Below are some records. Count the lines with "movement" in them and give nothing but the total.

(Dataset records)
::::::::

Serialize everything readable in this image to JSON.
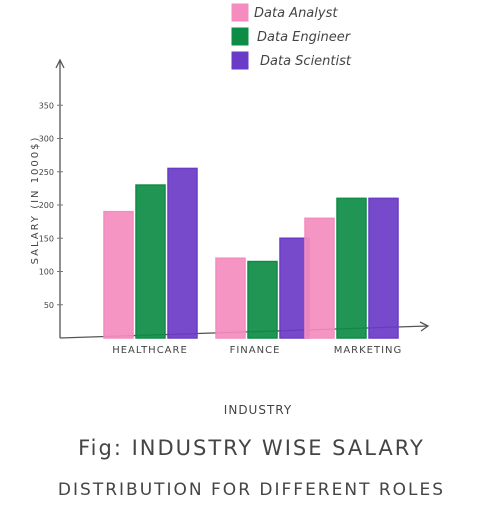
{
  "chart_data": {
    "type": "bar",
    "title": "Fig: Industry wise salary distribution for different roles",
    "title_lines": [
      "Fig: INDUSTRY WISE SALARY",
      "DISTRIBUTION FOR DIFFERENT ROLES"
    ],
    "xlabel": "INDUSTRY",
    "ylabel": "SALARY (IN 1000$)",
    "categories": [
      "HEALTHCARE",
      "FINANCE",
      "MARKETING"
    ],
    "series": [
      {
        "name": "Data Analyst",
        "color": "#f48cbf",
        "values": [
          190,
          120,
          180
        ]
      },
      {
        "name": "Data Engineer",
        "color": "#0d8c45",
        "values": [
          230,
          115,
          210
        ]
      },
      {
        "name": "Data Scientist",
        "color": "#6a3bc6",
        "values": [
          255,
          150,
          210
        ]
      }
    ],
    "yticks": [
      50,
      100,
      150,
      200,
      250,
      300,
      350
    ],
    "ylim": [
      0,
      380
    ],
    "legend_position": "top-right",
    "grid": false
  }
}
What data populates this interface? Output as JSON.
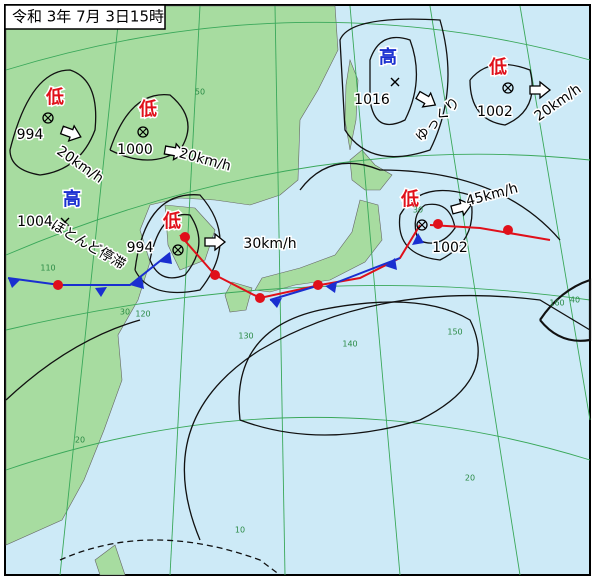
{
  "title": "令和 3年 7月 3日15時",
  "systems": [
    {
      "kind": "低",
      "pressure": "994",
      "movement": "20km/h"
    },
    {
      "kind": "低",
      "pressure": "1000",
      "movement": "20km/h"
    },
    {
      "kind": "高",
      "pressure": "1004",
      "movement": "ほとんど停滞"
    },
    {
      "kind": "低",
      "pressure": "994",
      "movement": "30km/h"
    },
    {
      "kind": "高",
      "pressure": "1016",
      "movement": "ゆっくり"
    },
    {
      "kind": "低",
      "pressure": "1002",
      "movement": "20km/h"
    },
    {
      "kind": "低",
      "pressure": "1002",
      "movement": "45km/h"
    }
  ],
  "grid_labels": [
    "50",
    "40",
    "30",
    "20",
    "20",
    "110",
    "120",
    "130",
    "140",
    "150",
    "160",
    "30",
    "10"
  ]
}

::::::::

### RESPONSE FOR THIS EXERCISE
7